··· EXCERPTED PASSAGE
2.4. Experimental Results
The evaluation results are analyzed and processed as shown in
Figure 4. The red bar denotes the number of listeners who sense that the “real” and “simulated” binaural signals are coincident; the black bar denotes the number of listeners who sense that the “real” and “simulated” binaural signals are different. The longer the bar, the more numerous the selected times.
Apparently, the “real” and “simulated” binaural signals are largely aurally consistent, with no obvious difference in terms of auditory perception. At significant level of α = 0.05, a t-test is employed to explore if there is significant difference between the selection of “same” and “different”. The result (p = 0.0126 < α) indicates that the selection of “same” and “different” are significantly different to each other. Therefore, with ODEON 8.0, a virtual auditory environment with high fidelity can be created. In conducting closed-space auditory simulations and related researches, using ODEON 8.0 to simulate indoor sound fields is feasible.
3. Auditory Perception Study of Sound Field in Closed Spaces with Different Structural Parameters
Similar as the method described in
Section 2.2, the closed-space models are established with ODEON 8.0, and the simulated binaural signals are synthesized to qualitatively study the impact of structural parameters of closed spaces on the auditory perception.
3.1. Experiment Details
3.1.1. Subjects
There were 20 participants in this subjective experiment, including 11 males and nine females, aged between 20 and 30. The participants were undergraduates, postgraduates, and doctoral students majoring in acoustics with normal hearing and subjective hearing test experience. All participants in this experiment were remunerated for their participation.
3.1.2. Binaural Signal Simulation
In this experiment, three kinds of musical sounds are selected for spatial auditory perception research, i.e., flute (wind instrument), violin (stringed instrument), and symphony (multiple instruments). The flute music used in the listening test is published by Sony Music, the violin, and symphony music are published by China National Symphony Orchestra. All three signals are without any auxiliary effect, so they are proper original signals.
In view of the influence of closed space volume on auditory perception, three cuboid space models with volumes of 24 m
3, 96 m
3, and 192 m
3 (see
Table 3 for specific dimensions) and thick pit sand mortar polished brick walls are established, which are denoted as a, b, and c. The positions of sound source and receiving points in each space are shown in
Table 4. The room sizes are selected randomly with referring the sizes of real rooms in
Section 2.
In view of the influence of inner surface absorption coefficient on auditory perception, four cuboid spatial models of thick pit sand mortar polished brick wall surface (the absorption coefficient of the wall is a function of frequency), α = 0.00 (total reflection), α = 0.50, and α = 1.00 (total sound absorption) with a volume of 192 m
3 are constructed, which are denoted as c, d, e, and f. The positions of sound source and receiving points in each space are the same as model c in
Table 4.
······
INSTRUCTIONS:
A - Revise the experimental results passage, starting with "2.4. Experimental Results" and going on through "the selected times.", so that "listeners" becomes "participants".
B - According to the auditory perception study, how many males and how many females took part in the subjective experiment?
··· GIVEN MATERIAL
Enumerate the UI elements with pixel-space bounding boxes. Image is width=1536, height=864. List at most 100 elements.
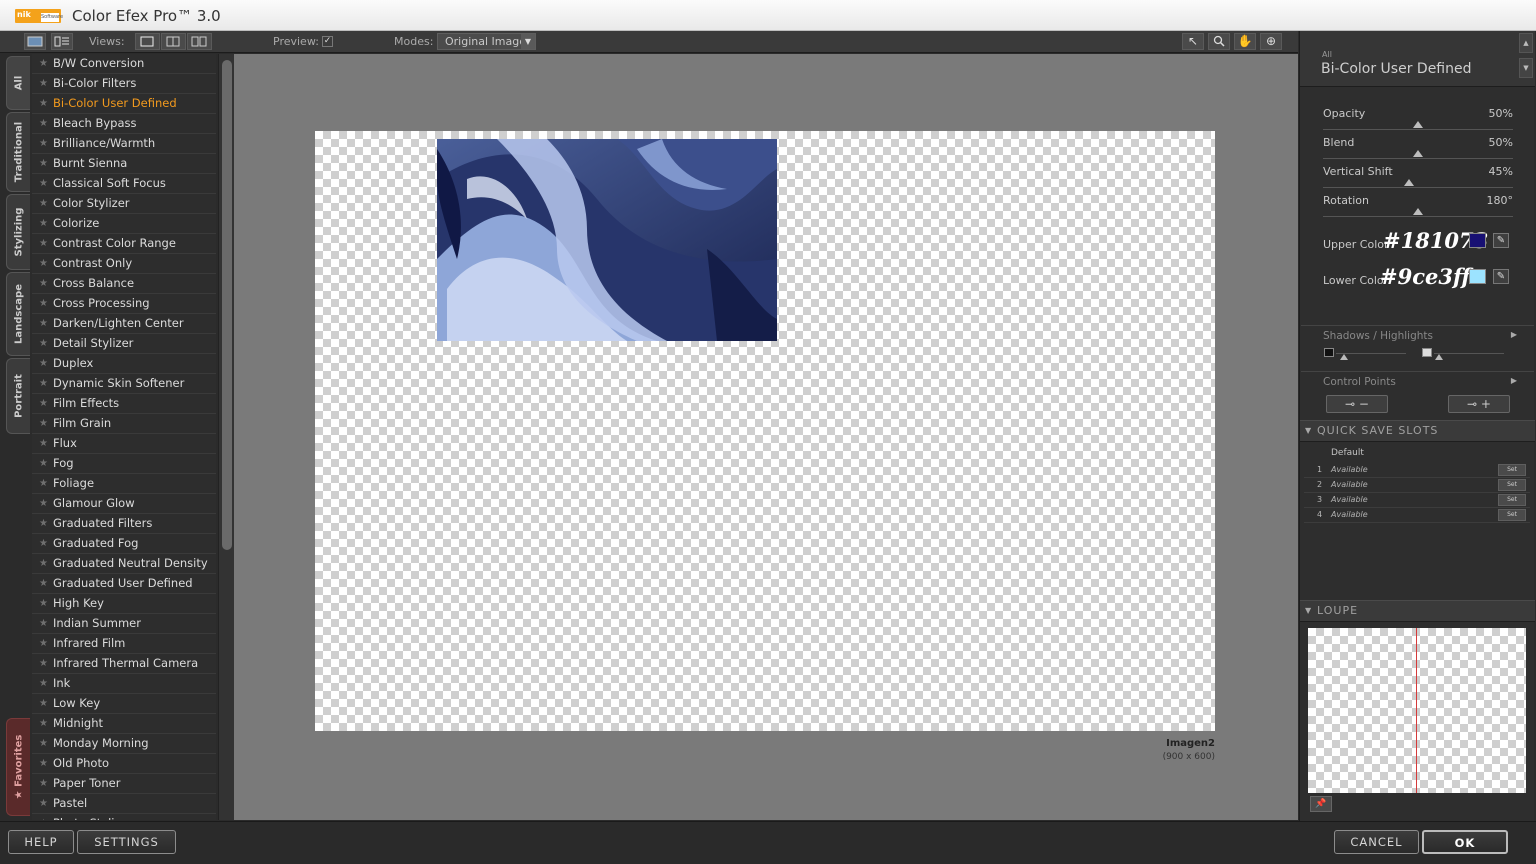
······
WORKED ANSWERS:
A -
2.4. Experimental Results
The evaluation results are analyzed and processed as shown in
Figure 4. The red bar denotes the number of participants who sense that the “real” and “simulated” binaural signals are coincident; the black bar denotes the number of participants who sense that the “real” and “simulated” binaural signals are different. The longer the bar, the more numerous the selected times.

B - Eleven males and nine females took part.